--- BEGIN ---
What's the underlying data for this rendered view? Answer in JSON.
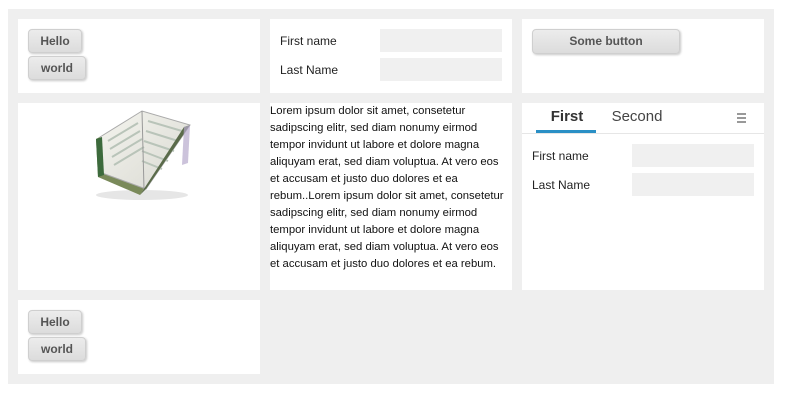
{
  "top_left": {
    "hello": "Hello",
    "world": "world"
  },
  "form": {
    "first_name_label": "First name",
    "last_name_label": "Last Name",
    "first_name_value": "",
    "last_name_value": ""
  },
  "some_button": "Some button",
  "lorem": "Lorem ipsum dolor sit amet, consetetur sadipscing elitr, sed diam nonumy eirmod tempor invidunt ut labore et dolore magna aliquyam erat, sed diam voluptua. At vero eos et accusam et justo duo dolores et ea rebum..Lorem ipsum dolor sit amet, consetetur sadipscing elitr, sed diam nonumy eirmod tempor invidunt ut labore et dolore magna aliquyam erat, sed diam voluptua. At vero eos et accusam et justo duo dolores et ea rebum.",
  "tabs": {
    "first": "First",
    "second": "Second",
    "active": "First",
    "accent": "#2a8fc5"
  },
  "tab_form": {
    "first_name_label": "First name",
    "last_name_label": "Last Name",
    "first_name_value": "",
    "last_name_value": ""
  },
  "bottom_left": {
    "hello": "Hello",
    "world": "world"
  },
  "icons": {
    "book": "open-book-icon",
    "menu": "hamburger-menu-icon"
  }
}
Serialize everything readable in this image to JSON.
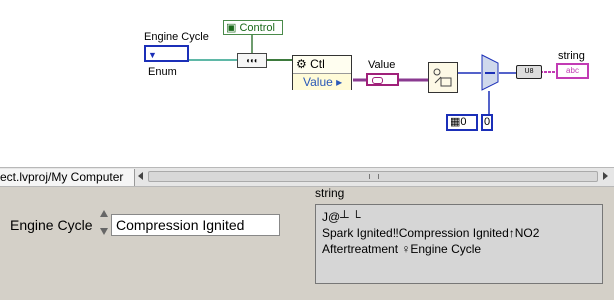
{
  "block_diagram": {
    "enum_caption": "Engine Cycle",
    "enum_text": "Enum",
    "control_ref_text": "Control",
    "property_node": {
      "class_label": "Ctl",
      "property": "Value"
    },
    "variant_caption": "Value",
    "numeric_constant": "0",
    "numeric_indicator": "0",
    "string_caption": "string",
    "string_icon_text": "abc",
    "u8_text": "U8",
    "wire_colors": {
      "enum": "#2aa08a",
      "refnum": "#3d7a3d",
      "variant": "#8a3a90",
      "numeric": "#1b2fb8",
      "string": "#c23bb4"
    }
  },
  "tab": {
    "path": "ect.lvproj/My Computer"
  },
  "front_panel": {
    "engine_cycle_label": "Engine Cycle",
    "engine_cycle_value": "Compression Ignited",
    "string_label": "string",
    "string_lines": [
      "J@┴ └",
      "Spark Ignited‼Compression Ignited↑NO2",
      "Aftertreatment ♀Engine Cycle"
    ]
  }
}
--- END ---
SHORT EXERCISE: Your task is to set down exactly the lines that run from the line holding "Serialize everything readable" through the close of the entries, including both ends. Pictures stay out.

TASK RESULT:
Serialize everything readable in this image to JSON.
{
  "block_diagram": {
    "enum_caption": "Engine Cycle",
    "enum_text": "Enum",
    "control_ref_text": "Control",
    "property_node": {
      "class_label": "Ctl",
      "property": "Value"
    },
    "variant_caption": "Value",
    "numeric_constant": "0",
    "numeric_indicator": "0",
    "string_caption": "string",
    "string_icon_text": "abc",
    "u8_text": "U8",
    "wire_colors": {
      "enum": "#2aa08a",
      "refnum": "#3d7a3d",
      "variant": "#8a3a90",
      "numeric": "#1b2fb8",
      "string": "#c23bb4"
    }
  },
  "tab": {
    "path": "ect.lvproj/My Computer"
  },
  "front_panel": {
    "engine_cycle_label": "Engine Cycle",
    "engine_cycle_value": "Compression Ignited",
    "string_label": "string",
    "string_lines": [
      "J@┴ └",
      "Spark Ignited‼Compression Ignited↑NO2",
      "Aftertreatment ♀Engine Cycle"
    ]
  }
}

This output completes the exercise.